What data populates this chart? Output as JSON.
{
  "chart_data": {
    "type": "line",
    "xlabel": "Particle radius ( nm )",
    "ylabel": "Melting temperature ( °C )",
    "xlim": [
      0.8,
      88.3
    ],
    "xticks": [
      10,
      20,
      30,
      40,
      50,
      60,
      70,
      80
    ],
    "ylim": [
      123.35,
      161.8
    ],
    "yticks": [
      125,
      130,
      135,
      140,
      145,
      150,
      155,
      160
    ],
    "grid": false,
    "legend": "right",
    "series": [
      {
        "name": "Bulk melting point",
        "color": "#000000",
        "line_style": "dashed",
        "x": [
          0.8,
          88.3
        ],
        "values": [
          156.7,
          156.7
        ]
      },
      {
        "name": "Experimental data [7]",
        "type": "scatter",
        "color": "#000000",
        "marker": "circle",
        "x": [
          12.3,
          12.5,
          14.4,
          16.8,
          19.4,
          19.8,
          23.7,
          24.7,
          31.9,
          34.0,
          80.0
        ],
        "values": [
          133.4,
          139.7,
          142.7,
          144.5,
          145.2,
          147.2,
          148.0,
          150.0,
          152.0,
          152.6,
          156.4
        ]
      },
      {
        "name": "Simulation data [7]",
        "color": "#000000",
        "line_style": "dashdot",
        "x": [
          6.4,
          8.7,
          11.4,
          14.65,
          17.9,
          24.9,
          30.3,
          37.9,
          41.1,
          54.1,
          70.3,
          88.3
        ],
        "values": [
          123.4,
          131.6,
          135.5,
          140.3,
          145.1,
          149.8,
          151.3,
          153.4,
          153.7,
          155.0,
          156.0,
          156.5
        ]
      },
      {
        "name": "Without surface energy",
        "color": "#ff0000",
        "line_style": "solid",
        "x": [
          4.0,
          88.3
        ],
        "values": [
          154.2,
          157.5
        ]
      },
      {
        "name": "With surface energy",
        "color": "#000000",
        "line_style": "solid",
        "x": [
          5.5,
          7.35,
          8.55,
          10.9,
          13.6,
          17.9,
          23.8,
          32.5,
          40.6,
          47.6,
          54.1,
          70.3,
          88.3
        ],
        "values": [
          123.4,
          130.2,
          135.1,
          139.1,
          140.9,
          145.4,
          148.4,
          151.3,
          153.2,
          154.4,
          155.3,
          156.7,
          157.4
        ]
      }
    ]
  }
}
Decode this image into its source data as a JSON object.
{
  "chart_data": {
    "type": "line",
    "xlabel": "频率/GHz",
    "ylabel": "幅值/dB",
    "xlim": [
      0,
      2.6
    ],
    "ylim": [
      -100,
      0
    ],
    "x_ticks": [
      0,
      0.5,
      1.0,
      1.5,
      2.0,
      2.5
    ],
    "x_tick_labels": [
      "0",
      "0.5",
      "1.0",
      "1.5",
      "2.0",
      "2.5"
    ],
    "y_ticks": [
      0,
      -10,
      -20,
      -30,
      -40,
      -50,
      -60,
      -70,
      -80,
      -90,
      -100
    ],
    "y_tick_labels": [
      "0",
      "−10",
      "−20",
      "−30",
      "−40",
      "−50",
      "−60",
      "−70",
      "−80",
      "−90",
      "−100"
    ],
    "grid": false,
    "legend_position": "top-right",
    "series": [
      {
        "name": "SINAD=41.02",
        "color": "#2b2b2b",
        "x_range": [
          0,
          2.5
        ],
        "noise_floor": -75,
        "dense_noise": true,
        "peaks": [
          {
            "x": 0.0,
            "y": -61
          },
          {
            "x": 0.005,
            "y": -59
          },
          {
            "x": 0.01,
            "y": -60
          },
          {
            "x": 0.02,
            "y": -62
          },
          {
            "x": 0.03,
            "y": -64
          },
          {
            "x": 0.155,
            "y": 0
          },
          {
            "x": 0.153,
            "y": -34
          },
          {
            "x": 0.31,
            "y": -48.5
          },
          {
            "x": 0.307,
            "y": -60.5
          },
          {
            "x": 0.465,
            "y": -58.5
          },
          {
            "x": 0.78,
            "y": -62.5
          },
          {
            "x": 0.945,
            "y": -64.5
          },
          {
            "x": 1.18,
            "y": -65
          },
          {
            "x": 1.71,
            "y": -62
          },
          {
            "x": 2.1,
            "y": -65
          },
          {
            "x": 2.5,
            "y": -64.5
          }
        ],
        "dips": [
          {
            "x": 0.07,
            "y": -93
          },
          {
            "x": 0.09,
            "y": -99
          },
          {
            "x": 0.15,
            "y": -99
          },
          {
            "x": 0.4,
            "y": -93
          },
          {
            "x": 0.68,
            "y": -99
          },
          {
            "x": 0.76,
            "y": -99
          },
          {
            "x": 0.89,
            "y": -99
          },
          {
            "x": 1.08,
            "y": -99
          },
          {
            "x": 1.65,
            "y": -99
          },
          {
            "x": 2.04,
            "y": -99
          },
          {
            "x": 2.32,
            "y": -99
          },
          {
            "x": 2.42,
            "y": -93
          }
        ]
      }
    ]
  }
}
######
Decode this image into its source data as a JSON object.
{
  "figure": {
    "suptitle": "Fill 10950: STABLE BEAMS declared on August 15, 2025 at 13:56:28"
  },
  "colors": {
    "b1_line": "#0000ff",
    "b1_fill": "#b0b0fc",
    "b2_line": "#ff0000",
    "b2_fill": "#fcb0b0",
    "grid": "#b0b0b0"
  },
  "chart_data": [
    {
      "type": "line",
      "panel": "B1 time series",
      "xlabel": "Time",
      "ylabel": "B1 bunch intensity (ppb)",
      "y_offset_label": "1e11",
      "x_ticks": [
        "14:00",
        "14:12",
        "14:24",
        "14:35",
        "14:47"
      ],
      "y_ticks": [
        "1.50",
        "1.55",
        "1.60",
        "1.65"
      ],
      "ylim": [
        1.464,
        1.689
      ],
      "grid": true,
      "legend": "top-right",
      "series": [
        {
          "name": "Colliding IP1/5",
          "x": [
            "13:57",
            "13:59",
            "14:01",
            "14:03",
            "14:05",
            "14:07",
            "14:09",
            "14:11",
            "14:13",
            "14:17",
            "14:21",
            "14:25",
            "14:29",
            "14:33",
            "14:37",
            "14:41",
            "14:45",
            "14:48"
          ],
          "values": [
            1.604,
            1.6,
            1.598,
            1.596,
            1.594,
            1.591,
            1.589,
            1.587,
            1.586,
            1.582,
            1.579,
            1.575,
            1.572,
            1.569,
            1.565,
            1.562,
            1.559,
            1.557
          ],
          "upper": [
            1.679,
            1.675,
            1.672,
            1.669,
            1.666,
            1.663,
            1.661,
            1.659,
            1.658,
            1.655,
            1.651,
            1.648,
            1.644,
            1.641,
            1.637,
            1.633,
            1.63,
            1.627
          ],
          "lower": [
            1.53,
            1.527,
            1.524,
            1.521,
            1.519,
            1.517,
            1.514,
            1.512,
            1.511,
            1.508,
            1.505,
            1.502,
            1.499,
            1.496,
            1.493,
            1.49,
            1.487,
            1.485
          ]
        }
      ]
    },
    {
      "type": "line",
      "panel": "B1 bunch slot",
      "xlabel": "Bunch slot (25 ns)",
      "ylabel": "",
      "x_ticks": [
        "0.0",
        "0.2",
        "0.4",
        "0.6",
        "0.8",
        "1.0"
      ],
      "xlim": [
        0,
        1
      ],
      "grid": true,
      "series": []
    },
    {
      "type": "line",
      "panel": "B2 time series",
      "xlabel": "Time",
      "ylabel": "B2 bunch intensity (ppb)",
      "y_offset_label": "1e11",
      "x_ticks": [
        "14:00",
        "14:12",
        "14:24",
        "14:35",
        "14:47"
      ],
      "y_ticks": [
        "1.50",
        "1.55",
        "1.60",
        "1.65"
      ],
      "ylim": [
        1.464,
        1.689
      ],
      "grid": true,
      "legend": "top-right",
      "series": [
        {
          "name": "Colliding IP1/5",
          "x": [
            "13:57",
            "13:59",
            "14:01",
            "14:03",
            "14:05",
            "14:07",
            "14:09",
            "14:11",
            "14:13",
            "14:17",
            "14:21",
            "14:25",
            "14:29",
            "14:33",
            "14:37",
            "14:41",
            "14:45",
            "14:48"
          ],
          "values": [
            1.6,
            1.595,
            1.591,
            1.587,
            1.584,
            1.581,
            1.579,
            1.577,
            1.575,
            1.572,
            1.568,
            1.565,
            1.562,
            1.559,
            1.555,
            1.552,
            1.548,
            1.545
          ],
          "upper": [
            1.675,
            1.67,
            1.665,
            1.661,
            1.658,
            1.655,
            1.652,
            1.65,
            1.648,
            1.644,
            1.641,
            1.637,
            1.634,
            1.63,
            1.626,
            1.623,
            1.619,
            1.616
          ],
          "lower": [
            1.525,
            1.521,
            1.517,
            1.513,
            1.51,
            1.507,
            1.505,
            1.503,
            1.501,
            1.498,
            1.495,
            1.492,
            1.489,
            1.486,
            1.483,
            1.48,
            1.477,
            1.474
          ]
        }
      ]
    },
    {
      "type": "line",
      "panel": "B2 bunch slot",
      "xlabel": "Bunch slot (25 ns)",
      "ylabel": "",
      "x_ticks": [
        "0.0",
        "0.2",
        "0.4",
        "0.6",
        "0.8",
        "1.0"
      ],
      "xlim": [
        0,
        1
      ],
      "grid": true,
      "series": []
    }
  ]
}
######
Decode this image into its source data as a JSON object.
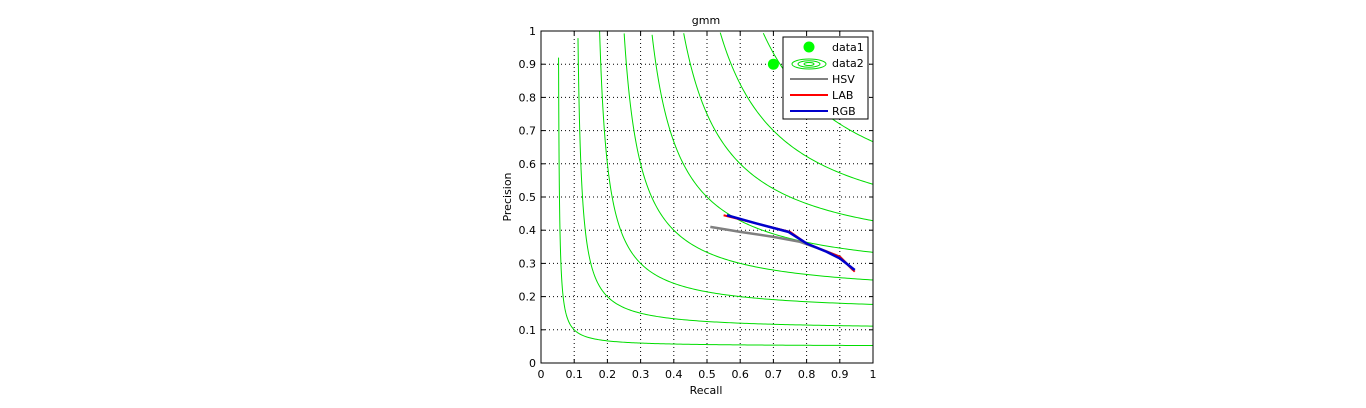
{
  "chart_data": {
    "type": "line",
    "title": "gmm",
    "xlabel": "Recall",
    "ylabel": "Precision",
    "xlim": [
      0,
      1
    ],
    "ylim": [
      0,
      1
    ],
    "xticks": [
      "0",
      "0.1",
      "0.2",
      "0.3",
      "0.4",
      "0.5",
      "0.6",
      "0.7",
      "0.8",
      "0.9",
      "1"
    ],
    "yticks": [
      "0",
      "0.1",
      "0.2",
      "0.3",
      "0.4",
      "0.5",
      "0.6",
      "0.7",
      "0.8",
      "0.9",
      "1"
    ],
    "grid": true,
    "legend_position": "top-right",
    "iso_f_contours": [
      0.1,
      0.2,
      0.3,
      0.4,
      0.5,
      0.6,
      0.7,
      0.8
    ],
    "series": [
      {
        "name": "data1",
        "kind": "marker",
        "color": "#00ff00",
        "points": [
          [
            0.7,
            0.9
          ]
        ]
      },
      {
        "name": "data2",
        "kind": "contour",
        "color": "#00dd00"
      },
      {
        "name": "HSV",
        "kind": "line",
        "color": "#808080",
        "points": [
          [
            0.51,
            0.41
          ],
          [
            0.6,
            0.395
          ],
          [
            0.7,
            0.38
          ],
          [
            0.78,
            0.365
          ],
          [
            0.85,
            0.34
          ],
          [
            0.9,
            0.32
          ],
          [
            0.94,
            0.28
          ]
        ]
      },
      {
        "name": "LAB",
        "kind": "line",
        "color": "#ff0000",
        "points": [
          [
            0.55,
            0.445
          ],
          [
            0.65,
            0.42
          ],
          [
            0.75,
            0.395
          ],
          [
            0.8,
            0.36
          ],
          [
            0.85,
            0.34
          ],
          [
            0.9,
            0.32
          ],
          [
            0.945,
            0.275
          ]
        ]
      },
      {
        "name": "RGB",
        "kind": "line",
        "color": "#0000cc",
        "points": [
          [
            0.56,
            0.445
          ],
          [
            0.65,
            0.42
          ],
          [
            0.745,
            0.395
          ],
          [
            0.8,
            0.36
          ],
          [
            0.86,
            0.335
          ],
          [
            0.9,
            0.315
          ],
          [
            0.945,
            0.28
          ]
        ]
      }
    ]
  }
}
######
In the entries above, count each line holding "energy" and report the total and nothing more.

2